-- START --

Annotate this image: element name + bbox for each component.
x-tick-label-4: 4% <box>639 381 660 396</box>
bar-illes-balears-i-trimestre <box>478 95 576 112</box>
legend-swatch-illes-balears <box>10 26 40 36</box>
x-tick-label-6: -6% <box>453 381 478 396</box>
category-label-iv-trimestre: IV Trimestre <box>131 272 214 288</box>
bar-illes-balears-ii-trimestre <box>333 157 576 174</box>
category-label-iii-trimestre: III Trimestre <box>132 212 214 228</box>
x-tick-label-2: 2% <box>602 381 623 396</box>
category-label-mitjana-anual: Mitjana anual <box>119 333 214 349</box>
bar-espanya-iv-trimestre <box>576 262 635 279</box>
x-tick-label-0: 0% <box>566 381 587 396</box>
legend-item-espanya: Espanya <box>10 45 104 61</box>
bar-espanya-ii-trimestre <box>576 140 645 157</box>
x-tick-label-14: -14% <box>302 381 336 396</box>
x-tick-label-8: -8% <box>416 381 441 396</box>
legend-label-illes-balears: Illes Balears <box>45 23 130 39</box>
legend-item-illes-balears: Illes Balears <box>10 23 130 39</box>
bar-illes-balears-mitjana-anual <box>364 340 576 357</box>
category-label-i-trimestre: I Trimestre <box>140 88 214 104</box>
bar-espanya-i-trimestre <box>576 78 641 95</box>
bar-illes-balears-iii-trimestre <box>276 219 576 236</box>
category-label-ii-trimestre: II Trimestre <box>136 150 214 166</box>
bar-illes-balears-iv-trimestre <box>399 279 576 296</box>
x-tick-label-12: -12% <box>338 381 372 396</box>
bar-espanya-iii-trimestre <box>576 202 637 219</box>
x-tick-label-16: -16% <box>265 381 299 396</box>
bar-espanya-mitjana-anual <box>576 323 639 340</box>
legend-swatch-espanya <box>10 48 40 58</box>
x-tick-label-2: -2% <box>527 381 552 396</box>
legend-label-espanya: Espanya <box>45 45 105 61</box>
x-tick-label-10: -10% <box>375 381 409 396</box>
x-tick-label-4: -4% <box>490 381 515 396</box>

-- END --
-- START --

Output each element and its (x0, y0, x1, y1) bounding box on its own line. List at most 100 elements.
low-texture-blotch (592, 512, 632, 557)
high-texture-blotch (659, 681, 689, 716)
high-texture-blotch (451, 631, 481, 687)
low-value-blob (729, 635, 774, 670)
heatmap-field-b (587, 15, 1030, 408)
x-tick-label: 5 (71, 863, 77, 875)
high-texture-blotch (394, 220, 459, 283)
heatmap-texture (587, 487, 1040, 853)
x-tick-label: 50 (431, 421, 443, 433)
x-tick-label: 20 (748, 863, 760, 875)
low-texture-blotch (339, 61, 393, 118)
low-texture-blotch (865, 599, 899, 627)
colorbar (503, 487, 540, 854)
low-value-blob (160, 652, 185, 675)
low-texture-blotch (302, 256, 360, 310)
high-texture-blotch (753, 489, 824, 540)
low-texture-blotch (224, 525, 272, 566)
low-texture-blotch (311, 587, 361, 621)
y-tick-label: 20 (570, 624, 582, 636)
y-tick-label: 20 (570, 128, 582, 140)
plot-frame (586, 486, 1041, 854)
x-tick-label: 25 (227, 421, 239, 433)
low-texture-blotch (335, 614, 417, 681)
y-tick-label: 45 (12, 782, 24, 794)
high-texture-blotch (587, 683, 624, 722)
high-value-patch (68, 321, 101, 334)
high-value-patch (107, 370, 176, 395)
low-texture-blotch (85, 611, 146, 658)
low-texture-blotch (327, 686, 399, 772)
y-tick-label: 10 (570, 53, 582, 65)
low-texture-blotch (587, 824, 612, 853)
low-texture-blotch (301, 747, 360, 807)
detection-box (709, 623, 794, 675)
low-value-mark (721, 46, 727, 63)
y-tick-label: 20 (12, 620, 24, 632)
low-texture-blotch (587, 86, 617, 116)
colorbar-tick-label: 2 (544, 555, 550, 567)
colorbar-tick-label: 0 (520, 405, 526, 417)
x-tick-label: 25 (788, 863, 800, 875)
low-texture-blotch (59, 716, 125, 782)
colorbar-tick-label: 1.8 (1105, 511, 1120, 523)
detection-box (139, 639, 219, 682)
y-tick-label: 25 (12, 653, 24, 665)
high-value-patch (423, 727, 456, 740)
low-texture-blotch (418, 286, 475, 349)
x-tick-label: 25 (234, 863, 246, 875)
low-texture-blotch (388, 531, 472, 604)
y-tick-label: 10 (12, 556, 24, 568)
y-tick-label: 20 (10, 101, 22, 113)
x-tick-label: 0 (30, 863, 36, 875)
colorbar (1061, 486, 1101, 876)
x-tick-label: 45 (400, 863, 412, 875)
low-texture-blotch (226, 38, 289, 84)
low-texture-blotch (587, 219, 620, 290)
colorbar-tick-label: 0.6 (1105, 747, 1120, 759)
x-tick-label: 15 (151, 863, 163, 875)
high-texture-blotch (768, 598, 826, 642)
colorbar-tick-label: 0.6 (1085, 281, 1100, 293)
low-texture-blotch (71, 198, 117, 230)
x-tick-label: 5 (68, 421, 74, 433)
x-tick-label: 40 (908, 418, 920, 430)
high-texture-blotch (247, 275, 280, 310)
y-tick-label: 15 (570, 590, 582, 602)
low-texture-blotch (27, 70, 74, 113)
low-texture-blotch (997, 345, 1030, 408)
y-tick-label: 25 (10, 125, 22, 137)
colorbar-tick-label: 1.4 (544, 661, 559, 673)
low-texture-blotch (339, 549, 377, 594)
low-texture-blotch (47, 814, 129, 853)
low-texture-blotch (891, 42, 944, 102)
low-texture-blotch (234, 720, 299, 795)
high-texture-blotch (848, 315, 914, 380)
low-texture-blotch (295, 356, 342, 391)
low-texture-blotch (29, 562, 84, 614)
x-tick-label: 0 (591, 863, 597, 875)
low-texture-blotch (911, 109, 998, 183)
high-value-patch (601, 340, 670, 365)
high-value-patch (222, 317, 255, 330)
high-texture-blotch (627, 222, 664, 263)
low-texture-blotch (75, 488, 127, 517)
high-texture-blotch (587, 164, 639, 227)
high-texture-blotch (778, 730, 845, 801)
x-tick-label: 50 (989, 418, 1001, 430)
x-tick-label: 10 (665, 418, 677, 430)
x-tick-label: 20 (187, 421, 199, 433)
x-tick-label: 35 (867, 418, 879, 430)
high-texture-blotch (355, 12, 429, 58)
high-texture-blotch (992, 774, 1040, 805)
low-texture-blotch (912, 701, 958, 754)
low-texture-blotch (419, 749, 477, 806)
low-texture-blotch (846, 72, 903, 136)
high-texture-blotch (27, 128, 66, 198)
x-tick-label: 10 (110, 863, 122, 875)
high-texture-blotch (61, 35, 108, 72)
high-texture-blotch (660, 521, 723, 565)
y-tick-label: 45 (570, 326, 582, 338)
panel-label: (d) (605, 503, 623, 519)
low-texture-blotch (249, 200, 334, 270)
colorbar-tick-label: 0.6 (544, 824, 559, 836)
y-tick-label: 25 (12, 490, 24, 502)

-- END --

- TASK GOAL -
Can you return only the lines from the one containing "Output each element" through the one containing "x-tick-label: 5 (71, 863, 77, 875)", inclusive, with "low-value-blob" changed to "low-value-patch" and everything else left unchanged?

- WRITTEN ANSWER -
Output each element and its (x0, y0, x1, y1) bounding box on its own line. List at most 100 elements.
low-texture-blotch (592, 512, 632, 557)
high-texture-blotch (659, 681, 689, 716)
high-texture-blotch (451, 631, 481, 687)
low-value-patch (729, 635, 774, 670)
heatmap-field-b (587, 15, 1030, 408)
x-tick-label: 5 (71, 863, 77, 875)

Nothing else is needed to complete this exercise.